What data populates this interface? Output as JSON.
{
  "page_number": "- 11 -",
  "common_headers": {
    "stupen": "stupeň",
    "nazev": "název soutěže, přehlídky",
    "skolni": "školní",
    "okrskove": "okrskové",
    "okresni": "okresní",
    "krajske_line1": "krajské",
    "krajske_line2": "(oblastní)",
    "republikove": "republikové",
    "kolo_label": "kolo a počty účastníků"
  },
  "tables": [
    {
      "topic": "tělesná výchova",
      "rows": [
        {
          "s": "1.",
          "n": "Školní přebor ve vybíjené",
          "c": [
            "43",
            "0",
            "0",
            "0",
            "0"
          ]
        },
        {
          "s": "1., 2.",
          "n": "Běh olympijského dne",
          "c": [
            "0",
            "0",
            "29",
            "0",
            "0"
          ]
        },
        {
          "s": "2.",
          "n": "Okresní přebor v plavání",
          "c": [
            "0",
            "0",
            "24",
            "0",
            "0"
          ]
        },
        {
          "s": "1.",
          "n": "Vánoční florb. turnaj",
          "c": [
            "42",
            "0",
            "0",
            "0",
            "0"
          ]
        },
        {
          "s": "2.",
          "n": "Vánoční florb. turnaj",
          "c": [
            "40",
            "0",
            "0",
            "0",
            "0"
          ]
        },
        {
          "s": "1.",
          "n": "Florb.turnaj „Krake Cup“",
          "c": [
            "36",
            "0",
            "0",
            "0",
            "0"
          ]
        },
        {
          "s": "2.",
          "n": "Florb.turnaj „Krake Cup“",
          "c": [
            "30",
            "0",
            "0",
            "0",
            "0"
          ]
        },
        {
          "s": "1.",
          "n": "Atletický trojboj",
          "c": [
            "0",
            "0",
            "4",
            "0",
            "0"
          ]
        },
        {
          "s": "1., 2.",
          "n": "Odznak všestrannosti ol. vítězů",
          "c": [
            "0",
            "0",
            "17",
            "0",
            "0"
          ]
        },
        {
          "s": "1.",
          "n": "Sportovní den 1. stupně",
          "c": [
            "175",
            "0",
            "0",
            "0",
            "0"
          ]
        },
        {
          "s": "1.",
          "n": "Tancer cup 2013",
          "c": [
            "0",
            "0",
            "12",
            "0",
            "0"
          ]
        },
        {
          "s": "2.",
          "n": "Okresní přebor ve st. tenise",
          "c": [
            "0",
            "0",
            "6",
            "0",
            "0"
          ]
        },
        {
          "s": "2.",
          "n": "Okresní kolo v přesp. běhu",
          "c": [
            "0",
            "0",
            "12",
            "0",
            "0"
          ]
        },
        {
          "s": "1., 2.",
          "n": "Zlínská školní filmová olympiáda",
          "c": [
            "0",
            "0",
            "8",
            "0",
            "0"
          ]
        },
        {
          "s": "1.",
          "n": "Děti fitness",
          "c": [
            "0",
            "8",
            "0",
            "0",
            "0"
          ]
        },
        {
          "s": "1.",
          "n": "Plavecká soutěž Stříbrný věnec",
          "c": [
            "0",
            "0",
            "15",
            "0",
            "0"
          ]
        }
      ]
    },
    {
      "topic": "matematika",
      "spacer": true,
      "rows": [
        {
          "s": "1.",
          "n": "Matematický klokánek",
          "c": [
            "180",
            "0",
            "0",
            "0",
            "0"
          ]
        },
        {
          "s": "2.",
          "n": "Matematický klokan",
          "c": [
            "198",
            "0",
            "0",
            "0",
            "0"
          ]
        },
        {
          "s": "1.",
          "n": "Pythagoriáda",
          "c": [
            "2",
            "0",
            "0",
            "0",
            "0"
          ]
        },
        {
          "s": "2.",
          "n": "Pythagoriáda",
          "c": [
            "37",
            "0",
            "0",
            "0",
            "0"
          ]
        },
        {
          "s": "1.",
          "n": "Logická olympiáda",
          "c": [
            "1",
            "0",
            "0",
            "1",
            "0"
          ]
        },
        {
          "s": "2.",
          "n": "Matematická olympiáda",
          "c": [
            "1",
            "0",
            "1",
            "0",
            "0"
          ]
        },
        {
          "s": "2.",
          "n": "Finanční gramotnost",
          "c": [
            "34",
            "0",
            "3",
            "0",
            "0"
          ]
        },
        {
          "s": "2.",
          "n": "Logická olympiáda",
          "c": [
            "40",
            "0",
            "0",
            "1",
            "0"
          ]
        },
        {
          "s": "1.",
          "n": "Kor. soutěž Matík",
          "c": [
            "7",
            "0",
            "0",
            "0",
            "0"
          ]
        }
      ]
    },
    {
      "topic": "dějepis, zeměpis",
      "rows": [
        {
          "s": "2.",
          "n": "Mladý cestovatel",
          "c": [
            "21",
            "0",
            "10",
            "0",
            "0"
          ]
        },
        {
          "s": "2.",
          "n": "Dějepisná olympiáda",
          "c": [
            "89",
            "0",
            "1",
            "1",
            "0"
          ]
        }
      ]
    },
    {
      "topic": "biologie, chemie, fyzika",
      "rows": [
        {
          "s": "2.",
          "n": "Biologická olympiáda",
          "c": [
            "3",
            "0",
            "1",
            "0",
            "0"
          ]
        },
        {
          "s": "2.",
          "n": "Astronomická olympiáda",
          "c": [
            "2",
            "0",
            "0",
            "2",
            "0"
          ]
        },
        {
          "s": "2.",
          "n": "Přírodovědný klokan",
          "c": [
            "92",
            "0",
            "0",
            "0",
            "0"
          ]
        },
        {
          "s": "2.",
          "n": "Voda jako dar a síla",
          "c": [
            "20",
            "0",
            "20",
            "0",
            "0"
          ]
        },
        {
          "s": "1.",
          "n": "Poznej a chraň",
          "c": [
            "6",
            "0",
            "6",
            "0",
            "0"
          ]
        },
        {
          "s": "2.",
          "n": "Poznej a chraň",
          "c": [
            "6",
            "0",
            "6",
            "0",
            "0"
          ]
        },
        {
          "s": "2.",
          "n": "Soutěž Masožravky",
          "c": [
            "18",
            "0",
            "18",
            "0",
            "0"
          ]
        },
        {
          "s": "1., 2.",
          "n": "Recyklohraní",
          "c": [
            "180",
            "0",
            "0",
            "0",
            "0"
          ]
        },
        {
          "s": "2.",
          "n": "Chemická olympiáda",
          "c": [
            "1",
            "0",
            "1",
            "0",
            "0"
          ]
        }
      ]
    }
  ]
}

Required task →
All of the data must be returned exactly.

Answer to the exercise →
What data populates this interface? Output as JSON.
{
  "page_number": "- 11 -",
  "common_headers": {
    "stupen": "stupeň",
    "nazev": "název soutěže, přehlídky",
    "skolni": "školní",
    "okrskove": "okrskové",
    "okresni": "okresní",
    "krajske_line1": "krajské",
    "krajske_line2": "(oblastní)",
    "republikove": "republikové",
    "kolo_label": "kolo a počty účastníků"
  },
  "tables": [
    {
      "topic": "tělesná výchova",
      "rows": [
        {
          "s": "1.",
          "n": "Školní přebor ve vybíjené",
          "c": [
            "43",
            "0",
            "0",
            "0",
            "0"
          ]
        },
        {
          "s": "1., 2.",
          "n": "Běh olympijského dne",
          "c": [
            "0",
            "0",
            "29",
            "0",
            "0"
          ]
        },
        {
          "s": "2.",
          "n": "Okresní přebor v plavání",
          "c": [
            "0",
            "0",
            "24",
            "0",
            "0"
          ]
        },
        {
          "s": "1.",
          "n": "Vánoční florb. turnaj",
          "c": [
            "42",
            "0",
            "0",
            "0",
            "0"
          ]
        },
        {
          "s": "2.",
          "n": "Vánoční florb. turnaj",
          "c": [
            "40",
            "0",
            "0",
            "0",
            "0"
          ]
        },
        {
          "s": "1.",
          "n": "Florb.turnaj „Krake Cup“",
          "c": [
            "36",
            "0",
            "0",
            "0",
            "0"
          ]
        },
        {
          "s": "2.",
          "n": "Florb.turnaj „Krake Cup“",
          "c": [
            "30",
            "0",
            "0",
            "0",
            "0"
          ]
        },
        {
          "s": "1.",
          "n": "Atletický trojboj",
          "c": [
            "0",
            "0",
            "4",
            "0",
            "0"
          ]
        },
        {
          "s": "1., 2.",
          "n": "Odznak všestrannosti ol. vítězů",
          "c": [
            "0",
            "0",
            "17",
            "0",
            "0"
          ]
        },
        {
          "s": "1.",
          "n": "Sportovní den 1. stupně",
          "c": [
            "175",
            "0",
            "0",
            "0",
            "0"
          ]
        },
        {
          "s": "1.",
          "n": "Tancer cup 2013",
          "c": [
            "0",
            "0",
            "12",
            "0",
            "0"
          ]
        },
        {
          "s": "2.",
          "n": "Okresní přebor ve st. tenise",
          "c": [
            "0",
            "0",
            "6",
            "0",
            "0"
          ]
        },
        {
          "s": "2.",
          "n": "Okresní kolo v přesp. běhu",
          "c": [
            "0",
            "0",
            "12",
            "0",
            "0"
          ]
        },
        {
          "s": "1., 2.",
          "n": "Zlínská školní filmová olympiáda",
          "c": [
            "0",
            "0",
            "8",
            "0",
            "0"
          ]
        },
        {
          "s": "1.",
          "n": "Děti fitness",
          "c": [
            "0",
            "8",
            "0",
            "0",
            "0"
          ]
        },
        {
          "s": "1.",
          "n": "Plavecká soutěž Stříbrný věnec",
          "c": [
            "0",
            "0",
            "15",
            "0",
            "0"
          ]
        }
      ]
    },
    {
      "topic": "matematika",
      "spacer": true,
      "rows": [
        {
          "s": "1.",
          "n": "Matematický klokánek",
          "c": [
            "180",
            "0",
            "0",
            "0",
            "0"
          ]
        },
        {
          "s": "2.",
          "n": "Matematický klokan",
          "c": [
            "198",
            "0",
            "0",
            "0",
            "0"
          ]
        },
        {
          "s": "1.",
          "n": "Pythagoriáda",
          "c": [
            "2",
            "0",
            "0",
            "0",
            "0"
          ]
        },
        {
          "s": "2.",
          "n": "Pythagoriáda",
          "c": [
            "37",
            "0",
            "0",
            "0",
            "0"
          ]
        },
        {
          "s": "1.",
          "n": "Logická olympiáda",
          "c": [
            "1",
            "0",
            "0",
            "1",
            "0"
          ]
        },
        {
          "s": "2.",
          "n": "Matematická olympiáda",
          "c": [
            "1",
            "0",
            "1",
            "0",
            "0"
          ]
        },
        {
          "s": "2.",
          "n": "Finanční gramotnost",
          "c": [
            "34",
            "0",
            "3",
            "0",
            "0"
          ]
        },
        {
          "s": "2.",
          "n": "Logická olympiáda",
          "c": [
            "40",
            "0",
            "0",
            "1",
            "0"
          ]
        },
        {
          "s": "1.",
          "n": "Kor. soutěž Matík",
          "c": [
            "7",
            "0",
            "0",
            "0",
            "0"
          ]
        }
      ]
    },
    {
      "topic": "dějepis, zeměpis",
      "rows": [
        {
          "s": "2.",
          "n": "Mladý cestovatel",
          "c": [
            "21",
            "0",
            "10",
            "0",
            "0"
          ]
        },
        {
          "s": "2.",
          "n": "Dějepisná olympiáda",
          "c": [
            "89",
            "0",
            "1",
            "1",
            "0"
          ]
        }
      ]
    },
    {
      "topic": "biologie, chemie, fyzika",
      "rows": [
        {
          "s": "2.",
          "n": "Biologická olympiáda",
          "c": [
            "3",
            "0",
            "1",
            "0",
            "0"
          ]
        },
        {
          "s": "2.",
          "n": "Astronomická olympiáda",
          "c": [
            "2",
            "0",
            "0",
            "2",
            "0"
          ]
        },
        {
          "s": "2.",
          "n": "Přírodovědný klokan",
          "c": [
            "92",
            "0",
            "0",
            "0",
            "0"
          ]
        },
        {
          "s": "2.",
          "n": "Voda jako dar a síla",
          "c": [
            "20",
            "0",
            "20",
            "0",
            "0"
          ]
        },
        {
          "s": "1.",
          "n": "Poznej a chraň",
          "c": [
            "6",
            "0",
            "6",
            "0",
            "0"
          ]
        },
        {
          "s": "2.",
          "n": "Poznej a chraň",
          "c": [
            "6",
            "0",
            "6",
            "0",
            "0"
          ]
        },
        {
          "s": "2.",
          "n": "Soutěž Masožravky",
          "c": [
            "18",
            "0",
            "18",
            "0",
            "0"
          ]
        },
        {
          "s": "1., 2.",
          "n": "Recyklohraní",
          "c": [
            "180",
            "0",
            "0",
            "0",
            "0"
          ]
        },
        {
          "s": "2.",
          "n": "Chemická olympiáda",
          "c": [
            "1",
            "0",
            "1",
            "0",
            "0"
          ]
        }
      ]
    }
  ]
}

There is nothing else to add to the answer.